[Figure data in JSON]
## Start

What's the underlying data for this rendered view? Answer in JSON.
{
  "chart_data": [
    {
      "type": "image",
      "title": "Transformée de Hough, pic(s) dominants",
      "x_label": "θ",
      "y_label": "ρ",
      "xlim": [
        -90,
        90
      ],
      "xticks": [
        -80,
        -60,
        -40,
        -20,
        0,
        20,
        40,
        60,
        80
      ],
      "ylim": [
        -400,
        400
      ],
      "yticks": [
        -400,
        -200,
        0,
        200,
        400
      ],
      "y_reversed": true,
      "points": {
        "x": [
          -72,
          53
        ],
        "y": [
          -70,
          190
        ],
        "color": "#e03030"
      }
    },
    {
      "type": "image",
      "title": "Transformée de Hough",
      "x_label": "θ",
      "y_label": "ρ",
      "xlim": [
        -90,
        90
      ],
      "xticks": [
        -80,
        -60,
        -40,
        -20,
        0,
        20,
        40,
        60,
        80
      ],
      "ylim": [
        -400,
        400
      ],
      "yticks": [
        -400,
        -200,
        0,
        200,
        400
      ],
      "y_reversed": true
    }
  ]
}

## End
## Start

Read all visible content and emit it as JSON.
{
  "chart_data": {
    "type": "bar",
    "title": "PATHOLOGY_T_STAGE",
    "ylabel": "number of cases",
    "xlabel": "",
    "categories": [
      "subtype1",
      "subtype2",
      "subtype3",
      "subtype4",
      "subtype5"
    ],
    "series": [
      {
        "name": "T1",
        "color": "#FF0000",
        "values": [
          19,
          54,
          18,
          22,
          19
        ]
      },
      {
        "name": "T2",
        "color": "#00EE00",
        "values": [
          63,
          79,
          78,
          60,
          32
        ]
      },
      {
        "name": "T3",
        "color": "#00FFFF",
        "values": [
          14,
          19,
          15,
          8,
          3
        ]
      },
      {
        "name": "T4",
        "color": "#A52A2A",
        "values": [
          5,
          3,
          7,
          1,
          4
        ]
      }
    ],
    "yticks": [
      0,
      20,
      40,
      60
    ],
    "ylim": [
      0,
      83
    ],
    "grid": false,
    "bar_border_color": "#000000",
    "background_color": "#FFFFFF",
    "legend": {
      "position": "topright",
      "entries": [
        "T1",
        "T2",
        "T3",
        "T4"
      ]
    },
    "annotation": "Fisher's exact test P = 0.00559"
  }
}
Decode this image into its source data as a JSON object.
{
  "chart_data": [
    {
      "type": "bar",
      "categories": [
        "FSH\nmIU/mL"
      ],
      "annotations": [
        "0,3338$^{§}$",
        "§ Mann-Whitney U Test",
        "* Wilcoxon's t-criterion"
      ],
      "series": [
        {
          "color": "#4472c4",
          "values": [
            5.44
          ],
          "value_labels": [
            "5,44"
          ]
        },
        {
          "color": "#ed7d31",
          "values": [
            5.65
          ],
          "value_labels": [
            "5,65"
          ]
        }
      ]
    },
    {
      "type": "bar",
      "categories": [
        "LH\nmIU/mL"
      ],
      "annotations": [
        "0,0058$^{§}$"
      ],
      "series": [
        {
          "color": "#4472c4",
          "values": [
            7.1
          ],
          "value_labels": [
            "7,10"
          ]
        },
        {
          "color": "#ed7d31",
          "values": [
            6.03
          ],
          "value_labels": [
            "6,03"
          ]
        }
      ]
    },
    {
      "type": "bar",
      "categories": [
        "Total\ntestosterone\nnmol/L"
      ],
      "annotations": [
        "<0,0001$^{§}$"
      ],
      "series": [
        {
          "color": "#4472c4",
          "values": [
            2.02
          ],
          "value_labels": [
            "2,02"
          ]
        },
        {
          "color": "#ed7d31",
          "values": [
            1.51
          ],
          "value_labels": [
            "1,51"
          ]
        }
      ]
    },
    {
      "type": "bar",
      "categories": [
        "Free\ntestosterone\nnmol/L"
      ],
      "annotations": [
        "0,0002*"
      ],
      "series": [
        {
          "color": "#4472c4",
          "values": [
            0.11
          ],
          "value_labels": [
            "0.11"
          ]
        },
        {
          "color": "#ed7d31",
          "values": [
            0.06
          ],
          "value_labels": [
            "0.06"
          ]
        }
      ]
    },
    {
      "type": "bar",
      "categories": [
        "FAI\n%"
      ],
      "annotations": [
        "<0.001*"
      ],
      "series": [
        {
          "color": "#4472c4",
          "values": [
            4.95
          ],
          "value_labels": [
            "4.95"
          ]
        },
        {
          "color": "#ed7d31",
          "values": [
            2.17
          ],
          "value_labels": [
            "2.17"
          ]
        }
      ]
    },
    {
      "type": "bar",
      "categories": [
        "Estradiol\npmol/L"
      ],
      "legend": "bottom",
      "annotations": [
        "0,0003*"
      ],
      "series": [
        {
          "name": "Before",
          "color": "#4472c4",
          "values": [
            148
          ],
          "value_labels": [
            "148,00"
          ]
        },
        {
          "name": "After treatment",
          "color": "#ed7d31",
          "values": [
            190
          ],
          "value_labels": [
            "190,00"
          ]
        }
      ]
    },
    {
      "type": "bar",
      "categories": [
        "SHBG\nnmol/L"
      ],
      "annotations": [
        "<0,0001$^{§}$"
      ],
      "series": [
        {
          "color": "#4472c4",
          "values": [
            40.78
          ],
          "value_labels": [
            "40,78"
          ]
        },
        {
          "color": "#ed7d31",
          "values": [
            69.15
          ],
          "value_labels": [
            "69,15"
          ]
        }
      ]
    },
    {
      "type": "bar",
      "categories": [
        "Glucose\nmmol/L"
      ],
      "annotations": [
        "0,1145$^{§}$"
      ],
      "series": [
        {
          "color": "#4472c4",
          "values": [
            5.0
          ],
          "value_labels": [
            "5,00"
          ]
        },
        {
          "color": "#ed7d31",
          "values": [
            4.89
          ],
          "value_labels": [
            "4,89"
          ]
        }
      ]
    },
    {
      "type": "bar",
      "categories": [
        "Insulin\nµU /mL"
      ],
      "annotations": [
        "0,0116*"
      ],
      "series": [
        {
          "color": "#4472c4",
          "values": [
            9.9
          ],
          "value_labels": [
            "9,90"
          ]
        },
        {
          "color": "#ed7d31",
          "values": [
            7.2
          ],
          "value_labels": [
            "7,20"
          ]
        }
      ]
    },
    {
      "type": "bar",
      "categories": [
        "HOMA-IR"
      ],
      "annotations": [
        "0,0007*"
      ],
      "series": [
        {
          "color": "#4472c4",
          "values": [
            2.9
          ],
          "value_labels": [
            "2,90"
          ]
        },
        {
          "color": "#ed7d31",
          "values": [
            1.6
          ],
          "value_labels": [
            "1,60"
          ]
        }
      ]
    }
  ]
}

## End

### TO BE DONE
List all lines holding the string "name".

### THE RESULT
        "name": "T1",
        "name": "T2",
        "name": "T3",
        "name": "T4",
          "name": "Before",
          "name": "After treatment",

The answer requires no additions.